What to work on:
Copy out each line that has "Documents" in it.

------

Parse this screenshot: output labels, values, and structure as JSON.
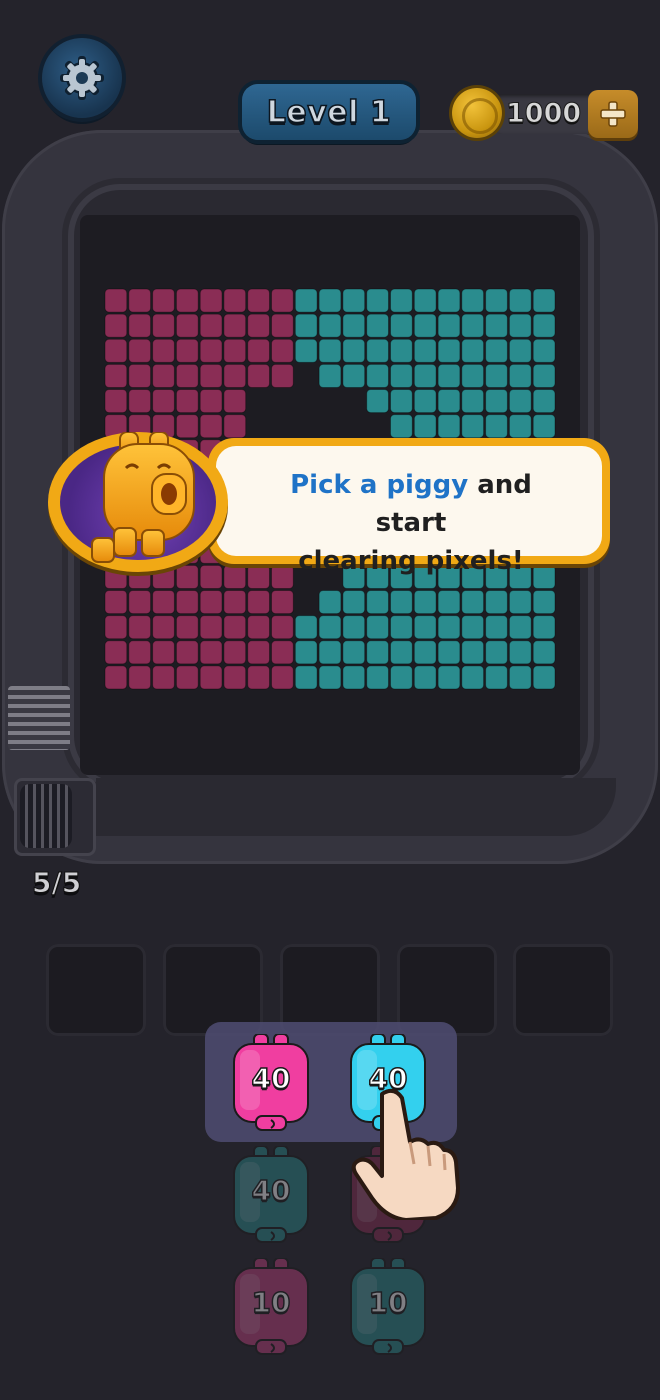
{
  "header": {
    "level_label": "Level 1",
    "coins": "1000"
  },
  "capacity_label": "5/5",
  "tutorial": {
    "highlight": "Pick a piggy",
    "line1_rest": " and start",
    "line2": "clearing pixels!"
  },
  "grid": {
    "colors": {
      "pink": "#8a2d55",
      "teal": "#2a8c8e",
      "empty": "#1d1c22"
    },
    "rows": [
      "ppppppppttttttttttt",
      "ppppppppttttttttttt",
      "ppppppppttttttttttt",
      "pppppppp.tttttttttt",
      "pppppp.....tttttttt",
      "pppppp......ttttttt",
      "pppppp......ttttttt",
      "pppppp......ttttttt",
      "pppppp......ttttttt",
      "pppppp......ttttttt",
      "pppppp......ttttttt",
      "pppppppp..ttttttttt",
      "pppppppp.tttttttttt",
      "ppppppppttttttttttt",
      "ppppppppttttttttttt",
      "ppppppppttttttttttt"
    ]
  },
  "slots": 5,
  "piggies": [
    {
      "id": "pink-40-active",
      "value": "40",
      "color": "#f03ea0",
      "dim": false
    },
    {
      "id": "cyan-40-active",
      "value": "40",
      "color": "#33d0ee",
      "dim": false
    },
    {
      "id": "teal-40",
      "value": "40",
      "color": "#2a8c8e",
      "dim": true
    },
    {
      "id": "pink-dark",
      "value": "",
      "color": "#8a2d55",
      "dim": true
    },
    {
      "id": "pink-10",
      "value": "10",
      "color": "#c2407f",
      "dim": true
    },
    {
      "id": "teal-10",
      "value": "10",
      "color": "#2a8c8e",
      "dim": true
    }
  ]
}
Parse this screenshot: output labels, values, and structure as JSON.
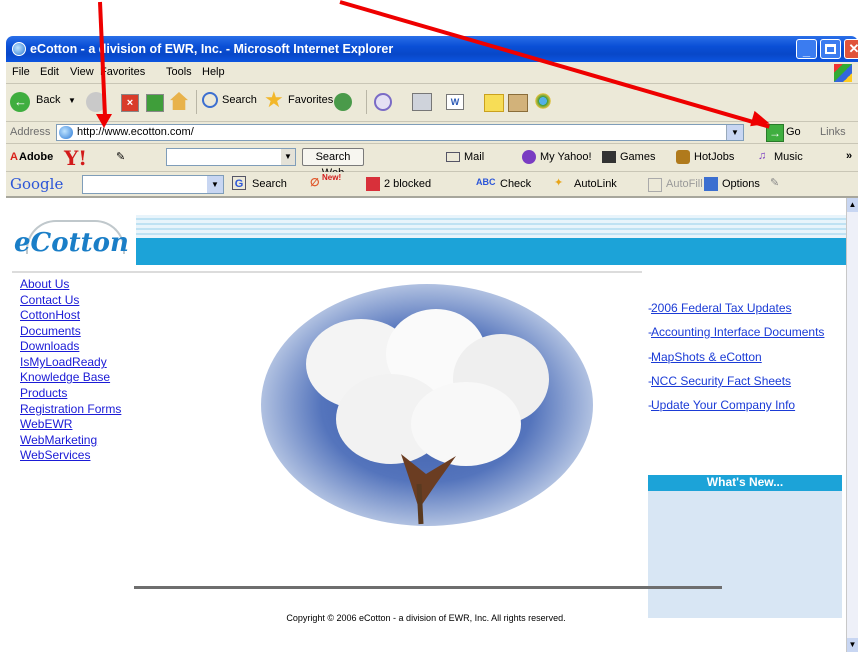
{
  "window": {
    "title": "eCotton - a division of EWR, Inc. - Microsoft Internet Explorer"
  },
  "menu": [
    "File",
    "Edit",
    "View",
    "Favorites",
    "Tools",
    "Help"
  ],
  "toolbar": {
    "back": "Back",
    "search": "Search",
    "favorites": "Favorites"
  },
  "address": {
    "label": "Address",
    "url": "http://www.ecotton.com/",
    "go": "Go",
    "links": "Links"
  },
  "yahoo_toolbar": {
    "adobe": "Adobe",
    "search_web": "Search Web",
    "mail": "Mail",
    "my_yahoo": "My Yahoo!",
    "games": "Games",
    "hotjobs": "HotJobs",
    "music": "Music"
  },
  "google_toolbar": {
    "logo": "Google",
    "search": "Search",
    "new_badge": "New!",
    "blocked": "2 blocked",
    "check": "Check",
    "autolink": "AutoLink",
    "autofill": "AutoFill",
    "options": "Options"
  },
  "site": {
    "logo": "eCotton",
    "nav": [
      "About Us",
      "Contact Us",
      "CottonHost",
      "Documents",
      "Downloads",
      "IsMyLoadReady",
      "Knowledge Base",
      "Products",
      "Registration Forms",
      "WebEWR",
      "WebMarketing",
      "WebServices"
    ],
    "whats_new": {
      "title": "What's New...",
      "items": [
        "2006 Federal Tax Updates",
        "Accounting Interface Documents",
        "MapShots & eCotton",
        "NCC Security Fact Sheets",
        "Update Your Company Info"
      ]
    },
    "copyright": "Copyright © 2006 eCotton - a division of EWR, Inc. All rights reserved."
  },
  "colors": {
    "titlebar": "#0a4fd6",
    "accent_blue": "#1ca3d8",
    "link": "#1b1bd6",
    "annotation_arrow": "#ee0000"
  },
  "icons": [
    "ie-icon",
    "back-icon",
    "forward-icon",
    "stop-icon",
    "refresh-icon",
    "home-icon",
    "search-icon",
    "favorites-star-icon",
    "history-icon",
    "mail-icon",
    "print-icon",
    "go-arrow-icon"
  ]
}
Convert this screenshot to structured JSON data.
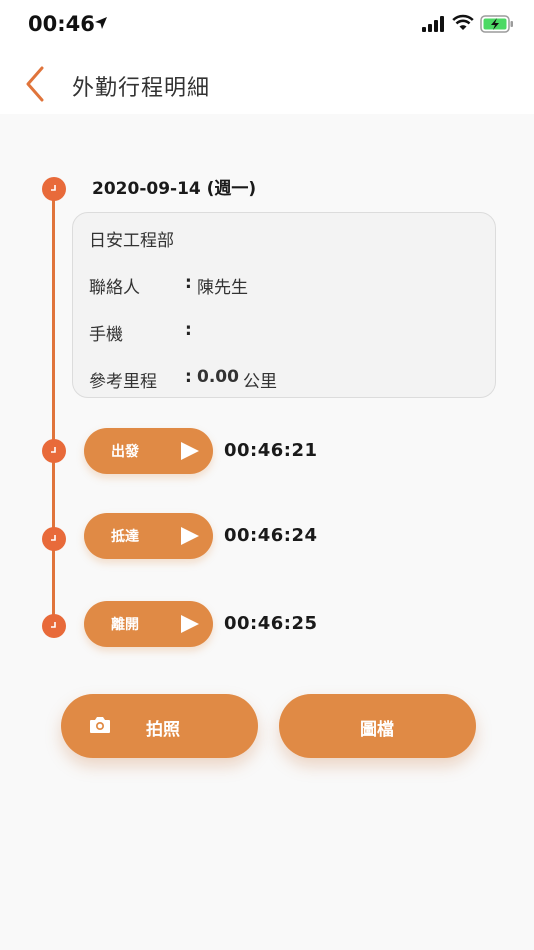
{
  "status_bar": {
    "time": "00:46"
  },
  "nav": {
    "title": "外勤行程明細"
  },
  "trip": {
    "date": "2020-09-14 (週一)",
    "company": "日安工程部",
    "contact_label": "聯絡人",
    "contact_value": "陳先生",
    "phone_label": "手機",
    "phone_value": "",
    "mileage_label": "參考里程",
    "mileage_value": "0.00",
    "mileage_unit": "公里",
    "colon": ":"
  },
  "steps": [
    {
      "label": "出發",
      "time": "00:46:21"
    },
    {
      "label": "抵達",
      "time": "00:46:24"
    },
    {
      "label": "離開",
      "time": "00:46:25"
    }
  ],
  "actions": {
    "photo_label": "拍照",
    "files_label": "圖檔"
  },
  "colors": {
    "accent": "#e08a45",
    "timeline": "#e86a3a",
    "back": "#e0743b"
  },
  "icons": [
    "location-arrow-icon",
    "signal-icon",
    "wifi-icon",
    "battery-icon",
    "back-chevron-icon",
    "clock-icon",
    "play-icon",
    "camera-icon"
  ]
}
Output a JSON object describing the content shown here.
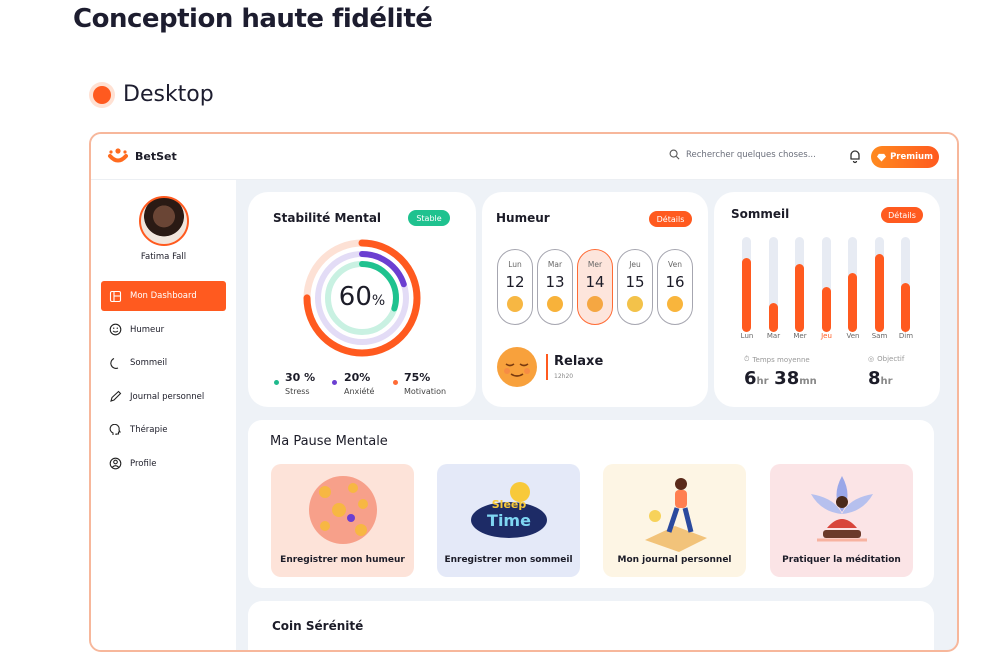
{
  "header": {
    "title": "Conception haute fidélité",
    "section": "Desktop"
  },
  "app": {
    "brand": "BetSet",
    "search_placeholder": "Rechercher quelques choses...",
    "premium_label": "Premium",
    "user_name": "Fatima Fall",
    "nav": [
      {
        "label": "Mon Dashboard",
        "icon": "dashboard-icon",
        "active": true
      },
      {
        "label": "Humeur",
        "icon": "smile-icon",
        "active": false
      },
      {
        "label": "Sommeil",
        "icon": "moon-icon",
        "active": false
      },
      {
        "label": "Journal personnel",
        "icon": "pen-icon",
        "active": false
      },
      {
        "label": "Thérapie",
        "icon": "brain-icon",
        "active": false
      },
      {
        "label": "Profile",
        "icon": "user-icon",
        "active": false
      }
    ]
  },
  "stability": {
    "title": "Stabilité Mental",
    "badge": "Stable",
    "score": "60",
    "score_unit": "%",
    "stats": [
      {
        "value": "30 %",
        "label": "Stress",
        "color": "#1fb98c"
      },
      {
        "value": "20%",
        "label": "Anxiété",
        "color": "#6b3fd1"
      },
      {
        "value": "75%",
        "label": "Motivation",
        "color": "#ff6b35"
      }
    ]
  },
  "mood": {
    "title": "Humeur",
    "details": "Détails",
    "days": [
      {
        "name": "Lun",
        "num": "12"
      },
      {
        "name": "Mar",
        "num": "13"
      },
      {
        "name": "Mer",
        "num": "14"
      },
      {
        "name": "Jeu",
        "num": "15"
      },
      {
        "name": "Ven",
        "num": "16"
      }
    ],
    "current": "Relaxe",
    "time": "12h20"
  },
  "sleep": {
    "title": "Sommeil",
    "details": "Détails",
    "days": [
      "Lun",
      "Mar",
      "Mer",
      "Jeu",
      "Ven",
      "Sam",
      "Dim"
    ],
    "levels": [
      0.78,
      0.3,
      0.72,
      0.47,
      0.62,
      0.82,
      0.52
    ],
    "avg_label": "Temps moyenne",
    "avg_hours": "6",
    "avg_minutes": "38",
    "hr_unit": "hr",
    "mn_unit": "mn",
    "goal_label": "Objectif",
    "goal_hours": "8"
  },
  "pause": {
    "title": "Ma Pause Mentale",
    "tiles": [
      {
        "label": "Enregistrer mon humeur",
        "bg": "#fde3d9"
      },
      {
        "label": "Enregistrer mon sommeil",
        "bg": "#e4e9f8"
      },
      {
        "label": "Mon journal personnel",
        "bg": "#fdf5e4"
      },
      {
        "label": "Pratiquer la méditation",
        "bg": "#fbe4e6"
      }
    ],
    "sleep_art_text": "Sleep Time"
  },
  "serenity": {
    "title": "Coin Sérénité"
  }
}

------

Full answer:
      "Documents",
        "Accounting Interface Documents",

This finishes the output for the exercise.